[Stored data]
____________
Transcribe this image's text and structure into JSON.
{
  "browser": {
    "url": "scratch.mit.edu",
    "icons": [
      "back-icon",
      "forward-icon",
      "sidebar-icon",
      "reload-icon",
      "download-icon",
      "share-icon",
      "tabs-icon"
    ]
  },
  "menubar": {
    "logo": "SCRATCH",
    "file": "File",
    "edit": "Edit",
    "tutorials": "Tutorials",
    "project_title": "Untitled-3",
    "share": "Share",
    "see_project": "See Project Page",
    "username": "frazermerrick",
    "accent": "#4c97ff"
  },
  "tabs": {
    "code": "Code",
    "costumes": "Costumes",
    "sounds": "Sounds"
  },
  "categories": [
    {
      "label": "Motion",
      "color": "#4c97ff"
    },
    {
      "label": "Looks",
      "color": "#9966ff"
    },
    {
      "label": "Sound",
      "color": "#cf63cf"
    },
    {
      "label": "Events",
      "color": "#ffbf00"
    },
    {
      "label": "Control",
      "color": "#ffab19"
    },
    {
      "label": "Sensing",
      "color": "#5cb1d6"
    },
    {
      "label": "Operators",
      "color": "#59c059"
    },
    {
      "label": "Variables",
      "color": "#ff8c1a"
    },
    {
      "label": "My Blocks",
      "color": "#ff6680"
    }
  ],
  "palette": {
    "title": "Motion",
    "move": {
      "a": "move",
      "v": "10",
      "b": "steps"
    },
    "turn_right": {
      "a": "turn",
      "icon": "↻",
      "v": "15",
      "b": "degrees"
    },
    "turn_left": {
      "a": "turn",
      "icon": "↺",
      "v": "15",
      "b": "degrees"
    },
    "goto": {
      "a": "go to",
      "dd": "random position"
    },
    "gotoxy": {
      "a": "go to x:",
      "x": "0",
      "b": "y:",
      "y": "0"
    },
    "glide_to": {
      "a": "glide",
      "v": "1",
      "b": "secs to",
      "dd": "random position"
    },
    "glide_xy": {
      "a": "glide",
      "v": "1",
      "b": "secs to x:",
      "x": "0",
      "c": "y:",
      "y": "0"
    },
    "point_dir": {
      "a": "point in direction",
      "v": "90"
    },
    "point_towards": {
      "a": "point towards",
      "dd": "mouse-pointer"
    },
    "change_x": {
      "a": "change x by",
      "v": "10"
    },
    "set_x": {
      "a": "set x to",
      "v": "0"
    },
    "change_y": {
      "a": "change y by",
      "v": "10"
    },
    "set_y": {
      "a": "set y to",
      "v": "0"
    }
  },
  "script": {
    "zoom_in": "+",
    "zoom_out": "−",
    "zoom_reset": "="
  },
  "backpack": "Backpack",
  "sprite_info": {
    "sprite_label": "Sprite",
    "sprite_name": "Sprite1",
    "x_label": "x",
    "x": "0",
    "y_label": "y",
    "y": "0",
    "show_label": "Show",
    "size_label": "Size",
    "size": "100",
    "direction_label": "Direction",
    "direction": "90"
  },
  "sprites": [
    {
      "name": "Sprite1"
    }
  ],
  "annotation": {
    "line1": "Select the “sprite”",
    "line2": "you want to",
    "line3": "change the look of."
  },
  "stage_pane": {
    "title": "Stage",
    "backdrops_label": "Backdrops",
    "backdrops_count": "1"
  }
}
____________
Extract all lines from the data in which "color" is found.

*Written solution*:
      "color": "#4c97ff"
      "color": "#9966ff"
      "color": "#cf63cf"
      "color": "#ffbf00"
      "color": "#ffab19"
      "color": "#5cb1d6"
      "color": "#59c059"
      "color": "#ff8c1a"
      "color": "#ff6680"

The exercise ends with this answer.